What is expected: Report, word for word, every line of the material that contains "Degree".
.....
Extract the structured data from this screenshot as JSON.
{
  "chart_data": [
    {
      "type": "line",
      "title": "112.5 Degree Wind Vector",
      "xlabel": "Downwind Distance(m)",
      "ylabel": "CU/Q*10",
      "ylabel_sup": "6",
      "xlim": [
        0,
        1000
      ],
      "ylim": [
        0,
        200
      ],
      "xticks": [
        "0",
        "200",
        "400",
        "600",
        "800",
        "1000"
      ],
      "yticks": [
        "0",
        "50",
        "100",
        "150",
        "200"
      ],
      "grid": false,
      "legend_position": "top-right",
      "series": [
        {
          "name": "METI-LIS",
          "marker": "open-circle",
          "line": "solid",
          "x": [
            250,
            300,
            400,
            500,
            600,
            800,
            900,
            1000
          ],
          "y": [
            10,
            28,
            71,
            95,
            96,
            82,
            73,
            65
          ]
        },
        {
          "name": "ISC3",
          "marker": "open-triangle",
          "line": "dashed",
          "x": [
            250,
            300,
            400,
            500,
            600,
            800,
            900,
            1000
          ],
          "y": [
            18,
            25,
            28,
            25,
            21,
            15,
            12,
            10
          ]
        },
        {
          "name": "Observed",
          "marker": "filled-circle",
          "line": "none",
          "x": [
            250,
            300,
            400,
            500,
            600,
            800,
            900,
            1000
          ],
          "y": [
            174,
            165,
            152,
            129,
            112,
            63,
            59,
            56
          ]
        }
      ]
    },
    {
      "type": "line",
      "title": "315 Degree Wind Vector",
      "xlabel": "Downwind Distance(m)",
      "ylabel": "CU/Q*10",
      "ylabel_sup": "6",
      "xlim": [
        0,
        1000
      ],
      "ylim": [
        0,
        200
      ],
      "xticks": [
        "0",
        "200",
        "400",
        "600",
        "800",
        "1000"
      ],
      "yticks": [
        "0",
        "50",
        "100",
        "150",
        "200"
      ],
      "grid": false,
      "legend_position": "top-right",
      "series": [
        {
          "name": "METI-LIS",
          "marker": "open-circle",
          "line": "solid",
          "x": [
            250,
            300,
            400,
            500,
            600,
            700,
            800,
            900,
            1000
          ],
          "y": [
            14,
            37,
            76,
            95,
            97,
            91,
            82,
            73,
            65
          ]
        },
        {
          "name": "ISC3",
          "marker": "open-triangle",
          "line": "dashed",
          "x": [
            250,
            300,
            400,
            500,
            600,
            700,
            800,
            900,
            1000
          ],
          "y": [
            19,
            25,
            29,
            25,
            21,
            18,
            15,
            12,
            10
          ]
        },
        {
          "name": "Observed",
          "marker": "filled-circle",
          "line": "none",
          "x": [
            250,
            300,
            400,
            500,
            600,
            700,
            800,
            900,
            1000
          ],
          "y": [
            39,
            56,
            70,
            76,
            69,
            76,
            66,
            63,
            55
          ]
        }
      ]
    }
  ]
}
.....
Finished task:
      "title": "112.5 Degree Wind Vector",
      "title": "315 Degree Wind Vector",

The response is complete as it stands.